(Source extract)

● ● ● ● ●

Never heard it called that . . .


----------



## jillybeansisme (Dec 2, 2014)

Platinum8 said:


> The question is do I empty it and restock it?!



Isn't that kind of inevitable, if you're going to burn it?  (OK, j/k, I know you meant "empty it and restack it!)  Anyway, I got three sets of log stackers that I plan to use.  Ordered them from Walmart with free shipping.  They require some 2x4s -- 2 vertical and 2 cut in half for the 4 uprights (which could be 2x4x10s cut in half). I'll be getting some practice wood stacking in a short time.  Movers come in a week to move our stuff and we move early February . . . finally!


----------



## 1750 (Dec 2, 2014)

firefighterjake said:


> Never heard it called that . . .


I've never heard it called this either, but that's what I do, too.


----------



## Hogwildz (Dec 3, 2014)

Maybe a pallet collapsed and the rest gave way?
we all had it happen, sucks.


----------



## mustangwagz (Dec 3, 2014)

firefighterjake said:


> Never heard it called that . . .





1750 said:


> I've never heard it called this either, but that's what I do, too.


what do yinz call it? lol   thats what we call it here cuz thats how the dutcheys do it.


----------



## Z33 (Dec 3, 2014)

I am here to make everyone feel better about their stacks...






Had a storm roll through about 2 weeks ago with sustained winds of 15 and gusts to 40. I have about 6 cords of wood stacked up out back and had about 3 cords of it get blown over. Took me about 6 hours to get it all cleaned up and the blocks that broke replaced.


----------



## firefighterjake (Dec 3, 2014)

mustangwagz said:


> what do yinz call it? lol   thats what we call it here cuz thats how the dutcheys do it.



Never really had a name for it to be honest since just about everyone around here that stacks wood does it this way . . . never even knew about T-bars until I came here on the site.

I guess if I had to give it a name I would call it Criss Cross . . . Lincoln Log Style . . . something like that.


----------



## 1750 (Dec 3, 2014)

mustangwagz said:


> what do yinz call it? lol   thats what we call it here cuz thats how the dutcheys do it.

● ● ● ● ●

(Record extracts)
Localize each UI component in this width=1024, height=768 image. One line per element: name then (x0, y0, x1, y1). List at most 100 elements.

● ● ● ● ●

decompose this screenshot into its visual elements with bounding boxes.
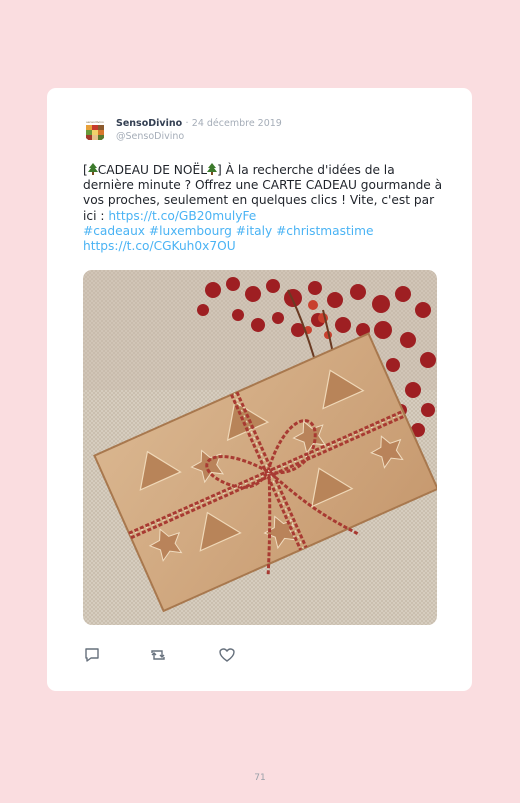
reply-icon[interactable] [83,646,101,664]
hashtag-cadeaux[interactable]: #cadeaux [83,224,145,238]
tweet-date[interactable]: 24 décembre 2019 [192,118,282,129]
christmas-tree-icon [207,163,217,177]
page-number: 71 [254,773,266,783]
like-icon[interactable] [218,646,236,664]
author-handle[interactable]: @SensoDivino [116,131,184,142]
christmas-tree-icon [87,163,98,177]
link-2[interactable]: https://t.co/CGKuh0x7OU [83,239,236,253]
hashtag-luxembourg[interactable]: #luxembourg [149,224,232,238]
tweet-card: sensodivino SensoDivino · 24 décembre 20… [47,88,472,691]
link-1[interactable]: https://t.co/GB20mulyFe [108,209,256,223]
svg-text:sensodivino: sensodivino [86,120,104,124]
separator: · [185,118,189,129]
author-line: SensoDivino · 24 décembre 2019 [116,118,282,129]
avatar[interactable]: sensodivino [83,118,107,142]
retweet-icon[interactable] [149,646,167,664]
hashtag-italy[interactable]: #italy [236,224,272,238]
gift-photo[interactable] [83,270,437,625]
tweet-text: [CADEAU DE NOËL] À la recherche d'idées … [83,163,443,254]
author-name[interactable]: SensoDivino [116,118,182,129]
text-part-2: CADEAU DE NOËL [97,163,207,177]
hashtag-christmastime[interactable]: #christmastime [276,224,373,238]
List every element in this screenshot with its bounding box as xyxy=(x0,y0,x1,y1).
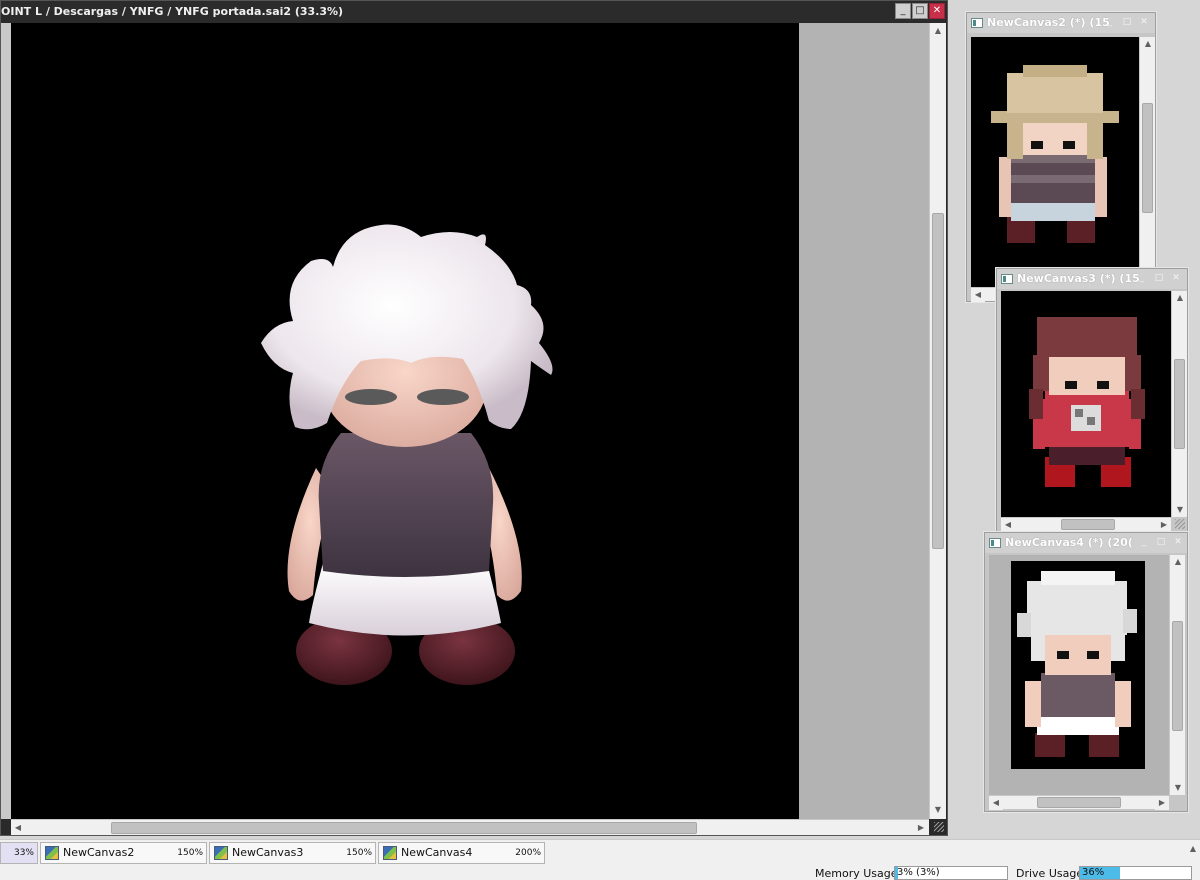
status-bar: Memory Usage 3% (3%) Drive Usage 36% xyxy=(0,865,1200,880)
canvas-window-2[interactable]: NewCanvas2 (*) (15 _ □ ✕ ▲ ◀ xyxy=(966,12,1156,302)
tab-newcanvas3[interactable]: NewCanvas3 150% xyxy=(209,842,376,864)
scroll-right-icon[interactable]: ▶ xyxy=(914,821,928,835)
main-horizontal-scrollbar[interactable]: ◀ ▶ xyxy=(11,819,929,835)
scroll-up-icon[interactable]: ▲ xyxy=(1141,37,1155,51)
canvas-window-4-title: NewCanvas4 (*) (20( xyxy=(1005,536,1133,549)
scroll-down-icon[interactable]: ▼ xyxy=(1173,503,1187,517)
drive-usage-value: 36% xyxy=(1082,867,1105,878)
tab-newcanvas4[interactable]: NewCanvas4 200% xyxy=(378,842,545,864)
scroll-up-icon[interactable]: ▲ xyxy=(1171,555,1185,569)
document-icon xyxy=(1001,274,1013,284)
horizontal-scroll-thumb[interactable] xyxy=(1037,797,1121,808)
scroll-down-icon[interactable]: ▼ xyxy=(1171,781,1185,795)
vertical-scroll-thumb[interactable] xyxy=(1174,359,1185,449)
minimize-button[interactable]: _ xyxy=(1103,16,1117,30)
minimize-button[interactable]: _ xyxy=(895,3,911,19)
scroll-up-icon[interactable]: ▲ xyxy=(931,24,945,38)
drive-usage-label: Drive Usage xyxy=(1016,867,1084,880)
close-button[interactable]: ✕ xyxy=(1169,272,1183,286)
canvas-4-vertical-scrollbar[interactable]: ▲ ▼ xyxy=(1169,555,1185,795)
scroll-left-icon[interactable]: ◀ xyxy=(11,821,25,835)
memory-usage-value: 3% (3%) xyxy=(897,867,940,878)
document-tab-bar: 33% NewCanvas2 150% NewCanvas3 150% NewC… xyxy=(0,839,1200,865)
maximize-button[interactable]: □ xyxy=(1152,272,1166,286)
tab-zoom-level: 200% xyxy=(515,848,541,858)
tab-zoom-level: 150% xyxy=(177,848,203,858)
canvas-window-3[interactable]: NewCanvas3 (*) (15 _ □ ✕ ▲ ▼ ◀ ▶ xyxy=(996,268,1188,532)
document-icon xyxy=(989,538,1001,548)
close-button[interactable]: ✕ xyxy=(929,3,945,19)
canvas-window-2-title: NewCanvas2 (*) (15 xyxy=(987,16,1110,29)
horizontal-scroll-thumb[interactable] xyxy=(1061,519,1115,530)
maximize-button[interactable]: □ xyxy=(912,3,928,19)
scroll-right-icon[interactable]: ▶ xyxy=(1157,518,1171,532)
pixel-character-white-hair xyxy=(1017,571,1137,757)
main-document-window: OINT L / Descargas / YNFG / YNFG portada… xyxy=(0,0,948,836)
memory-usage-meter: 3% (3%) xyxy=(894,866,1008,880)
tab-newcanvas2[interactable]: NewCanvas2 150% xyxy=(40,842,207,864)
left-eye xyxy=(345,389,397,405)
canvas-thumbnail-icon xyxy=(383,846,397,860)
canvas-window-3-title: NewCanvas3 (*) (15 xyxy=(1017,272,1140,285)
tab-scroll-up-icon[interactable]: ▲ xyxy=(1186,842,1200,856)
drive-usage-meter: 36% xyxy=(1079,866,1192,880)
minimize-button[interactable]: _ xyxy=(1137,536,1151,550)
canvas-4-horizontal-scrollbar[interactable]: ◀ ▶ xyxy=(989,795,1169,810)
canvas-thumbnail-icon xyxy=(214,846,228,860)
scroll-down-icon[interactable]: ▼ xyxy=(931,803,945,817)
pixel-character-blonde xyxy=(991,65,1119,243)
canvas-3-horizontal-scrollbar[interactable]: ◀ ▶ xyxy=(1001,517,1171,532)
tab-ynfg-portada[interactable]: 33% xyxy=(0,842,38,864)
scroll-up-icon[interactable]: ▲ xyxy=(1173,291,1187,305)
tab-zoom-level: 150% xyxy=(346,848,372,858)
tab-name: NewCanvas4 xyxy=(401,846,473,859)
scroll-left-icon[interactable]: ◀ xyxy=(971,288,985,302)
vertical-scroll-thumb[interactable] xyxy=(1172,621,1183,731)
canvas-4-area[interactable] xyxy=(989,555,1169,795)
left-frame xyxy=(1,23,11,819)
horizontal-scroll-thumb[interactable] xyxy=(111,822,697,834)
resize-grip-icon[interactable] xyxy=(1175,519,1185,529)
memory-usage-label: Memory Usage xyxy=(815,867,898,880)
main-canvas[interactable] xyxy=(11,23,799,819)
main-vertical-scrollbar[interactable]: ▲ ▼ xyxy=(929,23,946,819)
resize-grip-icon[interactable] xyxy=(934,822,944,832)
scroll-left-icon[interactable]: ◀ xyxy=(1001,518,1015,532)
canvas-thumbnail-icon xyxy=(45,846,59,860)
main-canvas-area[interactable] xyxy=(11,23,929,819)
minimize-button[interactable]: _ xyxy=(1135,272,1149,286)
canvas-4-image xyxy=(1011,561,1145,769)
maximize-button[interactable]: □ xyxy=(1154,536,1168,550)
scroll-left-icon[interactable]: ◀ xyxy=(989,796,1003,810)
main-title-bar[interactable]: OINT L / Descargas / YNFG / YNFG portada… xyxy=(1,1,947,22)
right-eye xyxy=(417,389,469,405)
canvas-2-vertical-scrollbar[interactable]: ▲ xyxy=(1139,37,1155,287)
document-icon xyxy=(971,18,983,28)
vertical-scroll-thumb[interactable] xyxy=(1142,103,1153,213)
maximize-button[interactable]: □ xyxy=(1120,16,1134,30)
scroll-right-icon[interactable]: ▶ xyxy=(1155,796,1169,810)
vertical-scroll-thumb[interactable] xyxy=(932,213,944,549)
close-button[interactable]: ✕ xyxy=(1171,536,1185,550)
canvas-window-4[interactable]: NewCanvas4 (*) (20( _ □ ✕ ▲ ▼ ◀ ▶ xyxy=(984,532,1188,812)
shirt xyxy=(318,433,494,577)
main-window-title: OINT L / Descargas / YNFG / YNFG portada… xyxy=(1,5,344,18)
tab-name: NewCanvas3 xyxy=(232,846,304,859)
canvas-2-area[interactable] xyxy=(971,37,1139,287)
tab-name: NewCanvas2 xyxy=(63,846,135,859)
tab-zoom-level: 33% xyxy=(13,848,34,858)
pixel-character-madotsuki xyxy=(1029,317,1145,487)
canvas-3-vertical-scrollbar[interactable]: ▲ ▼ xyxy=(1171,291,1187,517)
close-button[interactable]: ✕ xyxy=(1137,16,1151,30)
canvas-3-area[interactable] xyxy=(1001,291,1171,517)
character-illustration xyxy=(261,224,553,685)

● ● ● ● ●

Name each user who has a post with their name and a date in the wood-stacking thread. List each name once.

jillybeansisme
1750
Hogwildz
mustangwagz
Z33
firefighterjake